Given information:
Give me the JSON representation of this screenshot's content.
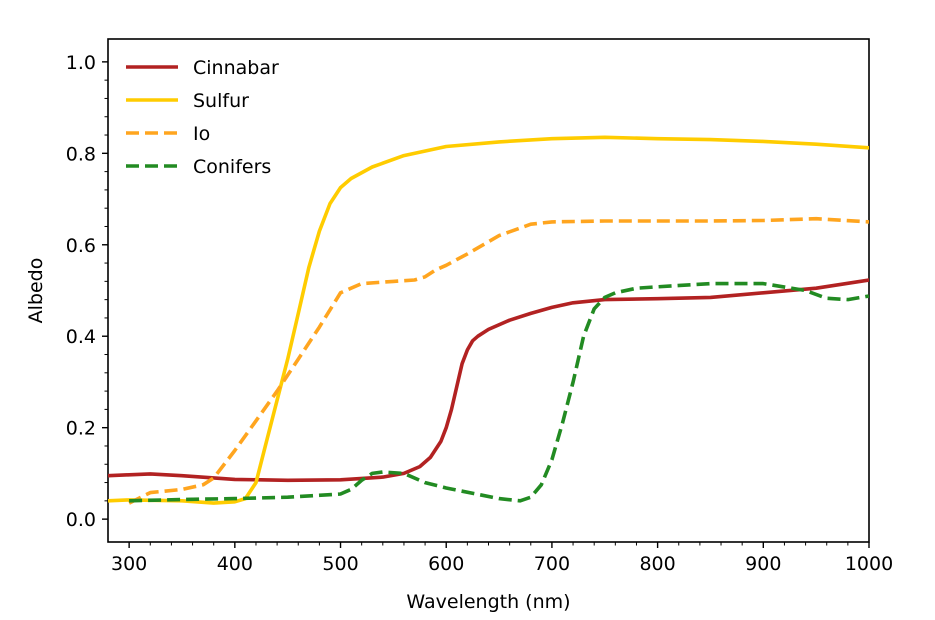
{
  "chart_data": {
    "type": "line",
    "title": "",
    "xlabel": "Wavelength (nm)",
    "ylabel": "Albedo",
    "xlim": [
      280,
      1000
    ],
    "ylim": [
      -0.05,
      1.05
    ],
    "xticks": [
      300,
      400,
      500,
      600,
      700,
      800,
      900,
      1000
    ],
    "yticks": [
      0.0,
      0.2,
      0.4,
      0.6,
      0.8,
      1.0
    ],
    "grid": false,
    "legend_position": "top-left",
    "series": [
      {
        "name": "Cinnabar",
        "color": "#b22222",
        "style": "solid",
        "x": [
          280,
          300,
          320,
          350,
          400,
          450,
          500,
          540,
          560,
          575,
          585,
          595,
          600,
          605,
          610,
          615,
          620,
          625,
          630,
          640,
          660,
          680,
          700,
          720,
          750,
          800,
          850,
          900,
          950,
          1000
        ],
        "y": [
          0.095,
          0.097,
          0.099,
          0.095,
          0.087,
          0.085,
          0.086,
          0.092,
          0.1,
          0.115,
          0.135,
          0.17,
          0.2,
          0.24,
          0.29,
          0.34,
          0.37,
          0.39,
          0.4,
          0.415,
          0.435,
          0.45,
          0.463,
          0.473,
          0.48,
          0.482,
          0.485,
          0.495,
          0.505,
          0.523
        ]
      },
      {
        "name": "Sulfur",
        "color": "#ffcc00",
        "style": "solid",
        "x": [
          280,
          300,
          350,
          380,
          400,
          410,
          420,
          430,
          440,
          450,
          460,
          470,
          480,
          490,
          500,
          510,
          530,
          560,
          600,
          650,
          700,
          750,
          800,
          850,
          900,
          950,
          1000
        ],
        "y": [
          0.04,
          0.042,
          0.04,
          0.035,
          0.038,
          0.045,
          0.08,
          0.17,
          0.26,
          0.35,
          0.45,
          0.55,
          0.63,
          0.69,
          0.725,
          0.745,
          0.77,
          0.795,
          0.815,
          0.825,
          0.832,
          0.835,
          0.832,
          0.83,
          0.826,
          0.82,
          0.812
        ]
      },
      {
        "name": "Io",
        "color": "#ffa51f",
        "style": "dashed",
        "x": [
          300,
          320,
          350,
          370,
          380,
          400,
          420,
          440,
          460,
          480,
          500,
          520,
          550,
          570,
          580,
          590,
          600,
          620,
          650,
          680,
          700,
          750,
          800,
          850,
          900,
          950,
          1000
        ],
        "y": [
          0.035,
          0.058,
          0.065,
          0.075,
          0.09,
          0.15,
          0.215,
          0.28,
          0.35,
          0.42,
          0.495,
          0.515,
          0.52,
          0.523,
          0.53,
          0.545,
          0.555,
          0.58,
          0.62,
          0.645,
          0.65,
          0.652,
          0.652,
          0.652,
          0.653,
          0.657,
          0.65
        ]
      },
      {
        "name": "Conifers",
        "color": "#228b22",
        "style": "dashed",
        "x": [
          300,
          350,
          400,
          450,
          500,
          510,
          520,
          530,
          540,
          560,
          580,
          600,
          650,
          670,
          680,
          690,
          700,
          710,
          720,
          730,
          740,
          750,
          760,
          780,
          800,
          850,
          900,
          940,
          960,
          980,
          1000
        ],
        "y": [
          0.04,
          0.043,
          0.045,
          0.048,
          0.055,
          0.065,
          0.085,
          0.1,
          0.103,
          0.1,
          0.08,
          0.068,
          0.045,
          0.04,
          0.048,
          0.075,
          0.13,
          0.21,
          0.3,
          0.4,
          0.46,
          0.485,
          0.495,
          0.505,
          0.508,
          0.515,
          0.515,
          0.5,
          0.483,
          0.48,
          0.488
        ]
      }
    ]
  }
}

Directions for this task:
Count the lines above in which the word "color" appears, then state only that count.

Exercise answer:
4